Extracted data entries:
-- Opening Marker --

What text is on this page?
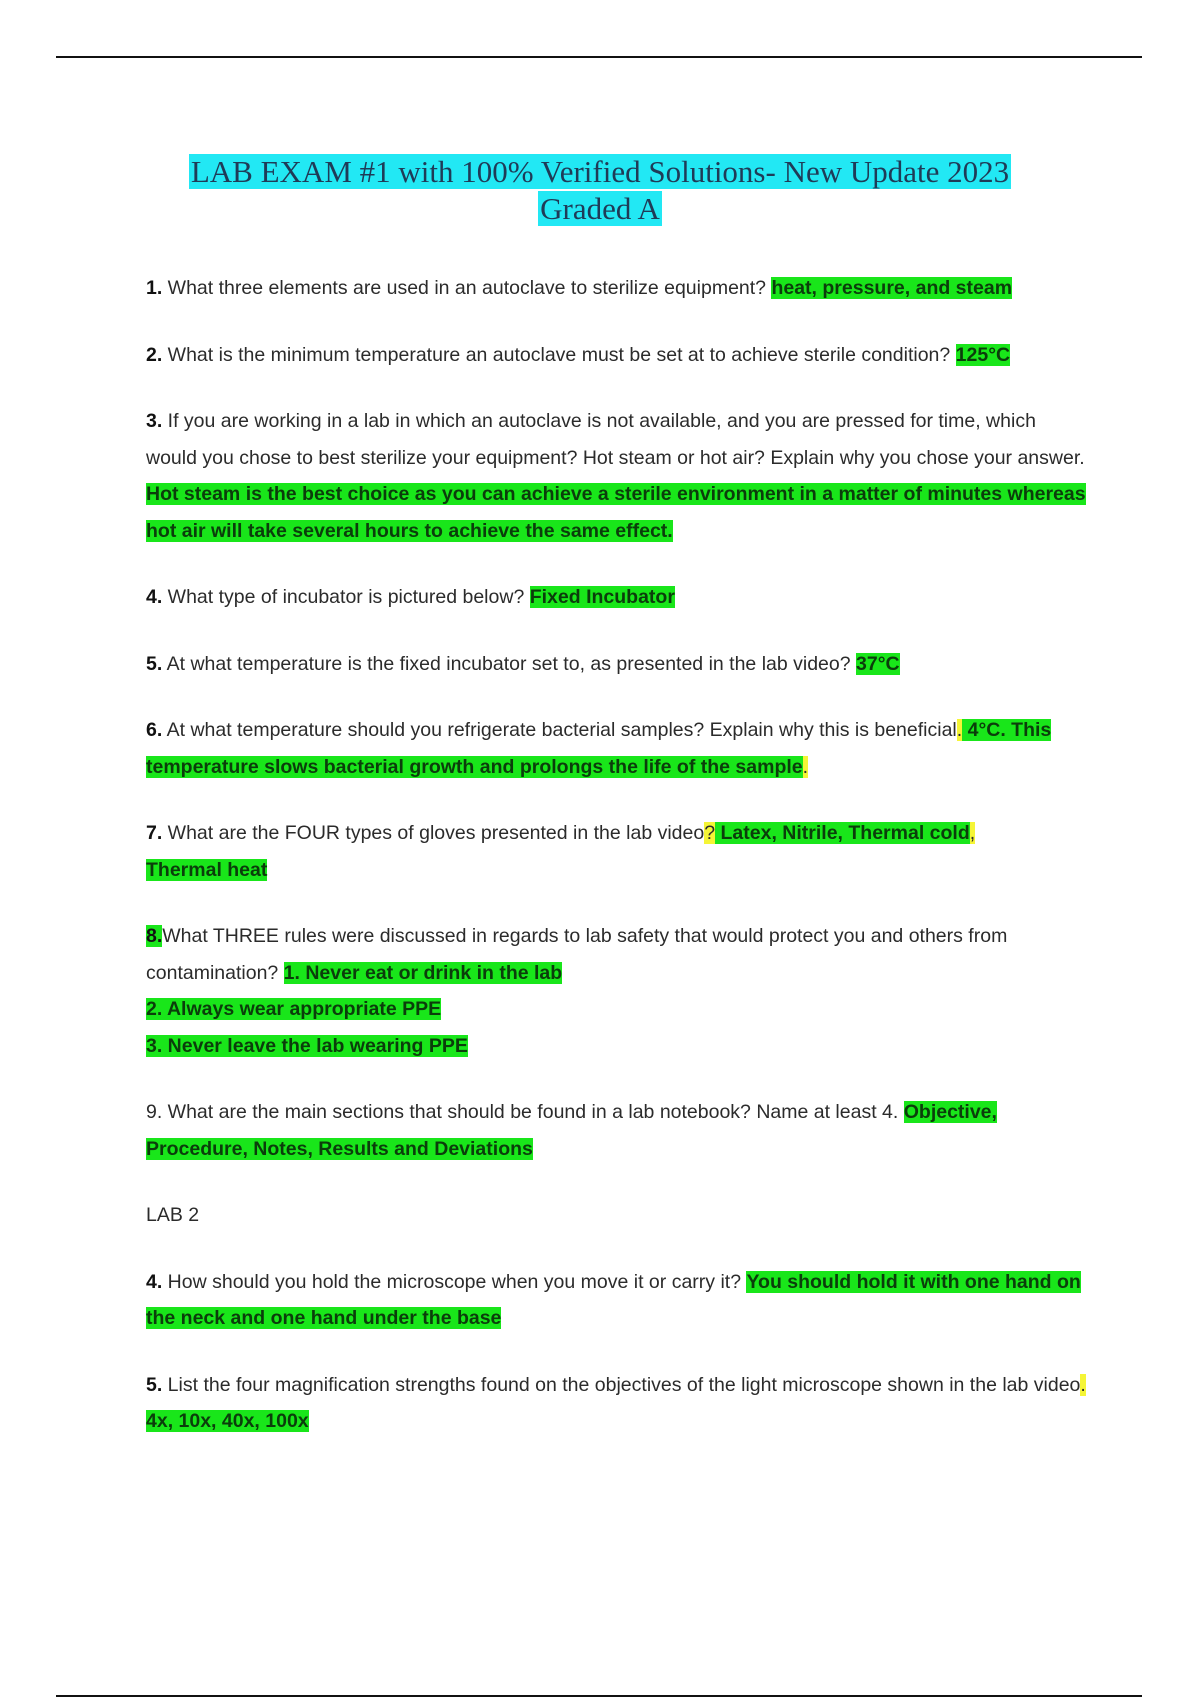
LAB EXAM #1 with 100% Verified Solutions- New Update 2023
Graded A

1. What three elements are used in an autoclave to sterilize equipment? heat, pressure, and steam

2. What is the minimum temperature an autoclave must be set at to achieve sterile condition? 125°C

3. If you are working in a lab in which an autoclave is not available, and you are pressed for time, which would you chose to best sterilize your equipment? Hot steam or hot air? Explain why you chose your answer. Hot steam is the best choice as you can achieve a sterile environment in a matter of minutes whereas hot air will take several hours to achieve the same effect.

4. What type of incubator is pictured below? Fixed Incubator

5. At what temperature is the fixed incubator set to, as presented in the lab video? 37°C

6. At what temperature should you refrigerate bacterial samples? Explain why this is beneficial. 4°C. This temperature slows bacterial growth and prolongs the life of the sample.

7. What are the FOUR types of gloves presented in the lab video? Latex, Nitrile, Thermal cold,
Thermal heat

8.What THREE rules were discussed in regards to lab safety that would protect you and others from contamination? 1. Never eat or drink in the lab
2. Always wear appropriate PPE
3. Never leave the lab wearing PPE

9. What are the main sections that should be found in a lab notebook? Name at least 4. Objective, Procedure, Notes, Results and Deviations

LAB 2

4. How should you hold the microscope when you move it or carry it? You should hold it with one hand on the neck and one hand under the base

5. List the four magnification strengths found on the objectives of the light microscope shown in the lab video. 4x, 10x, 40x, 100x
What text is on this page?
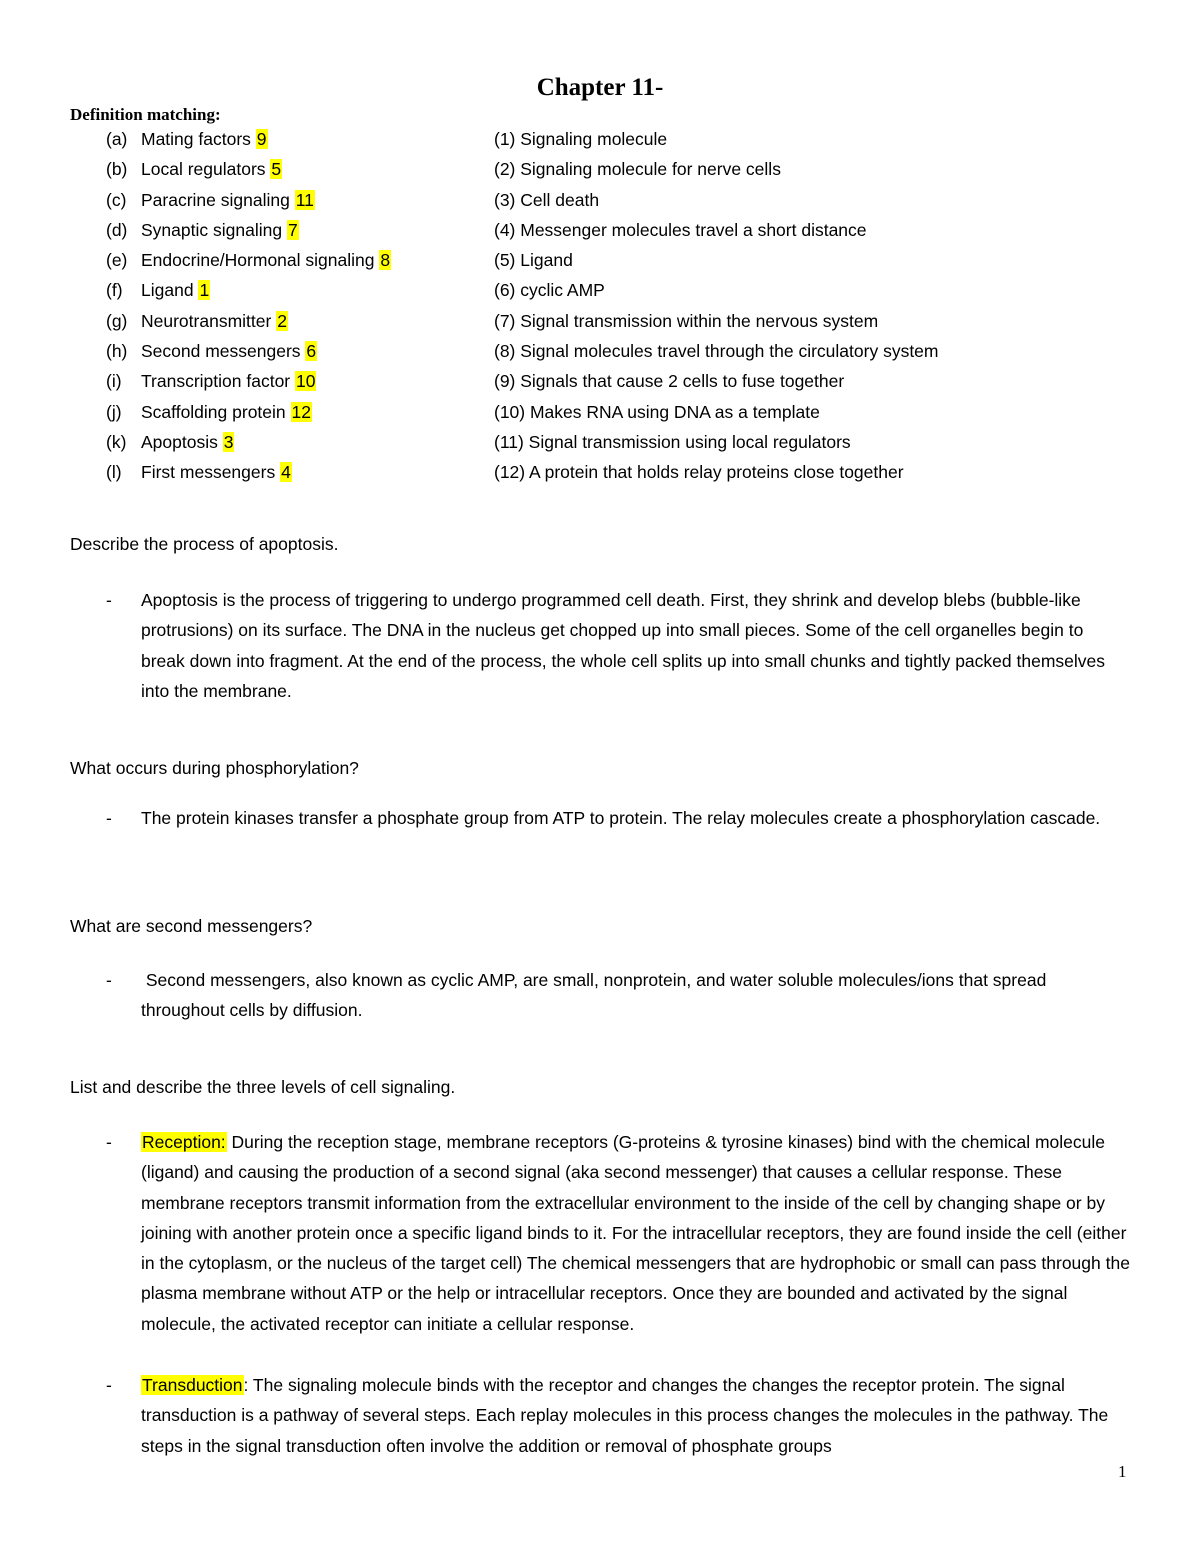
Chapter 11-
Definition matching:
(a) Mating factors 9	(1) Signaling molecule
(b) Local regulators 5	(2) Signaling molecule for nerve cells
(c) Paracrine signaling 11	(3) Cell death
(d) Synaptic signaling 7	(4) Messenger molecules travel a short distance
(e) Endocrine/Hormonal signaling 8	(5) Ligand
(f) Ligand 1	(6) cyclic AMP
(g) Neurotransmitter 2	(7) Signal transmission within the nervous system
(h) Second messengers 6	(8) Signal molecules travel through the circulatory system
(i) Transcription factor 10	(9) Signals that cause 2 cells to fuse together
(j) Scaffolding protein 12	(10) Makes RNA using DNA as a template
(k) Apoptosis 3	(11) Signal transmission using local regulators
(l) First messengers 4	(12) A protein that holds relay proteins close together
Describe the process of apoptosis.
- Apoptosis is the process of triggering to undergo programmed cell death. First, they shrink and develop blebs (bubble-like protrusions) on its surface. The DNA in the nucleus get chopped up into small pieces. Some of the cell organelles begin to break down into fragment. At the end of the process, the whole cell splits up into small chunks and tightly packed themselves into the membrane.
What occurs during phosphorylation?
- The protein kinases transfer a phosphate group from ATP to protein. The relay molecules create a phosphorylation cascade.
What are second messengers?
- Second messengers, also known as cyclic AMP, are small, nonprotein, and water soluble molecules/ions that spread throughout cells by diffusion.
List and describe the three levels of cell signaling.
- Reception: During the reception stage, membrane receptors (G-proteins & tyrosine kinases) bind with the chemical molecule (ligand) and causing the production of a second signal (aka second messenger) that causes a cellular response. These membrane receptors transmit information from the extracellular environment to the inside of the cell by changing shape or by joining with another protein once a specific ligand binds to it. For the intracellular receptors, they are found inside the cell (either in the cytoplasm, or the nucleus of the target cell) The chemical messengers that are hydrophobic or small can pass through the plasma membrane without ATP or the help or intracellular receptors. Once they are bounded and activated by the signal molecule, the activated receptor can initiate a cellular response.
- Transduction: The signaling molecule binds with the receptor and changes the changes the receptor protein. The signal transduction is a pathway of several steps. Each replay molecules in this process changes the molecules in the pathway. The steps in the signal transduction often involve the addition or removal of phosphate groups
1
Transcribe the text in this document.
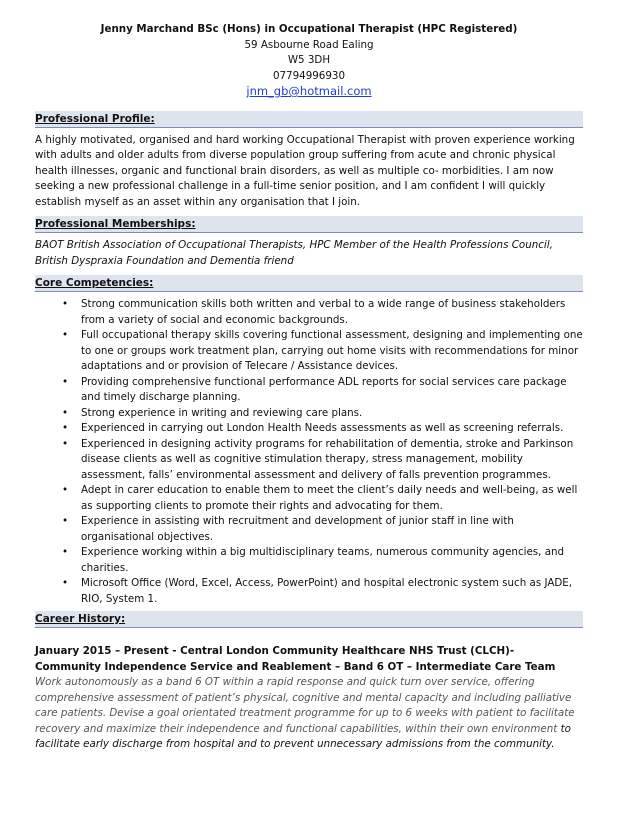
Jenny Marchand BSc (Hons) in Occupational Therapist (HPC Registered)
59 Asbourne Road Ealing
W5 3DH
07794996930
jnm_gb@hotmail.com
Professional Profile:

A highly motivated, organised and hard working Occupational Therapist with proven experience working with adults and older adults from diverse population group suffering from acute and chronic physical health illnesses, organic and functional brain disorders, as well as multiple co- morbidities. I am now seeking a new professional challenge in a full-time senior position, and I am confident I will quickly establish myself as an asset within any organisation that I join.

Professional Memberships:

BAOT British Association of Occupational Therapists, HPC Member of the Health Professions Council, British Dyspraxia Foundation and Dementia friend

Core Competencies:
• Strong communication skills both written and verbal to a wide range of business stakeholders from a variety of social and economic backgrounds.
• Full occupational therapy skills covering functional assessment, designing and implementing one to one or groups work treatment plan, carrying out home visits with recommendations for minor adaptations and or provision of Telecare / Assistance devices.
• Providing comprehensive functional performance ADL reports for social services care package and timely discharge planning.
• Strong experience in writing and reviewing care plans.
• Experienced in carrying out London Health Needs assessments as well as screening referrals.
• Experienced in designing activity programs for rehabilitation of dementia, stroke and Parkinson disease clients as well as cognitive stimulation therapy, stress management, mobility assessment, falls’ environmental assessment and delivery of falls prevention programmes.
• Adept in carer education to enable them to meet the client’s daily needs and well-being, as well as supporting clients to promote their rights and advocating for them.
• Experience in assisting with recruitment and development of junior staff in line with organisational objectives.
• Experience working within a big multidisciplinary teams, numerous community agencies, and charities.
• Microsoft Office (Word, Excel, Access, PowerPoint) and hospital electronic system such as JADE, RIO, System 1.
Career History:

January 2015 – Present - Central London Community Healthcare NHS Trust (CLCH)- Community Independence Service and Reablement – Band 6 OT – Intermediate Care Team

Work autonomously as a band 6 OT within a rapid response and quick turn over service, offering comprehensive assessment of patient’s physical, cognitive and mental capacity and including palliative care patients. Devise a goal orientated treatment programme for up to 6 weeks with patient to facilitate recovery and maximize their independence and functional capabilities, within their own environment to facilitate early discharge from hospital and to prevent unnecessary admissions from the community.
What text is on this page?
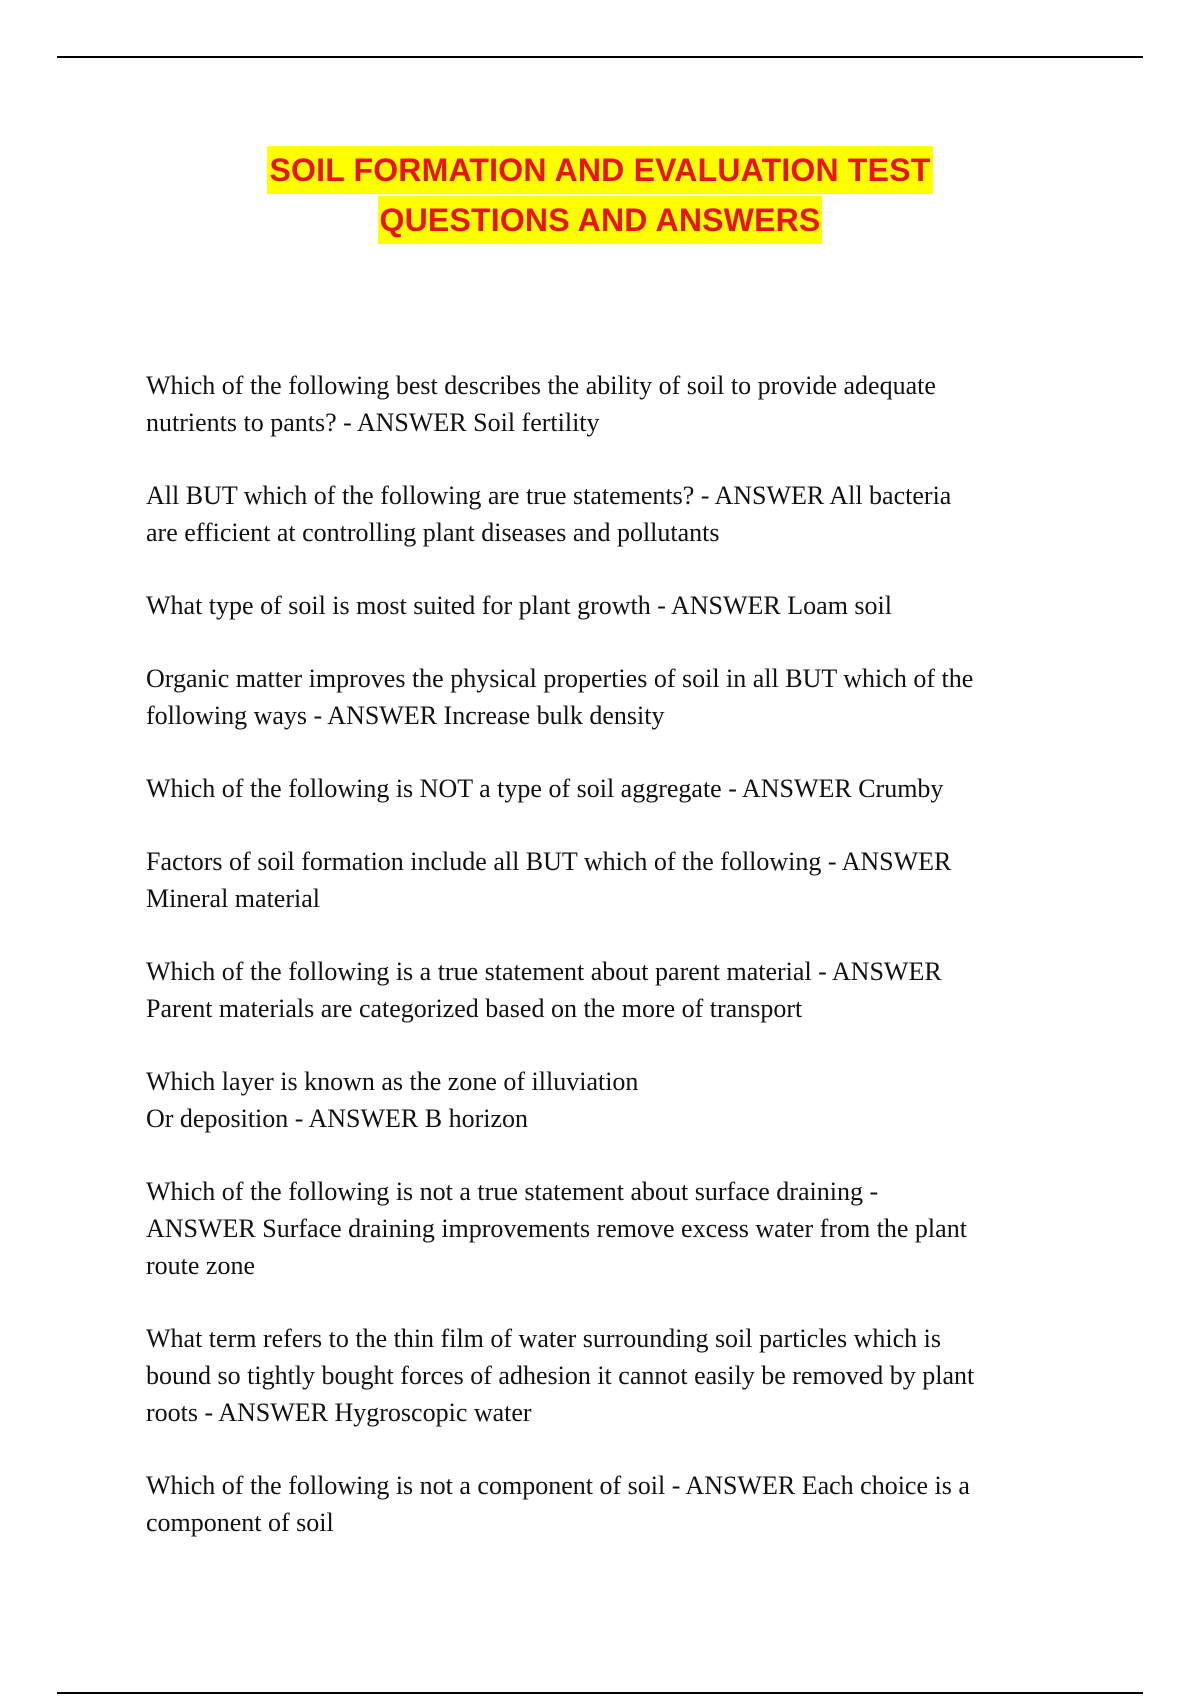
SOIL FORMATION AND EVALUATION TEST
QUESTIONS AND ANSWERS

Which of the following best describes the ability of soil to provide adequate
nutrients to pants? - ANSWER Soil fertility

All BUT which of the following are true statements? - ANSWER All bacteria
are efficient at controlling plant diseases and pollutants

What type of soil is most suited for plant growth - ANSWER Loam soil

Organic matter improves the physical properties of soil in all BUT which of the
following ways - ANSWER Increase bulk density

Which of the following is NOT a type of soil aggregate - ANSWER Crumby

Factors of soil formation include all BUT which of the following - ANSWER
Mineral material

Which of the following is a true statement about parent material - ANSWER
Parent materials are categorized based on the more of transport

Which layer is known as the zone of illuviation
Or deposition - ANSWER B horizon

Which of the following is not a true statement about surface draining -
ANSWER Surface draining improvements remove excess water from the plant
route zone

What term refers to the thin film of water surrounding soil particles which is
bound so tightly bought forces of adhesion it cannot easily be removed by plant
roots - ANSWER Hygroscopic water

Which of the following is not a component of soil - ANSWER Each choice is a
component of soil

-- Closing Marker --

## WHAT NEEDS TO BE DONE
Give only a number, namely how many lines in the entries above hold the word "presented".

## EXERCISE SOLUTION
2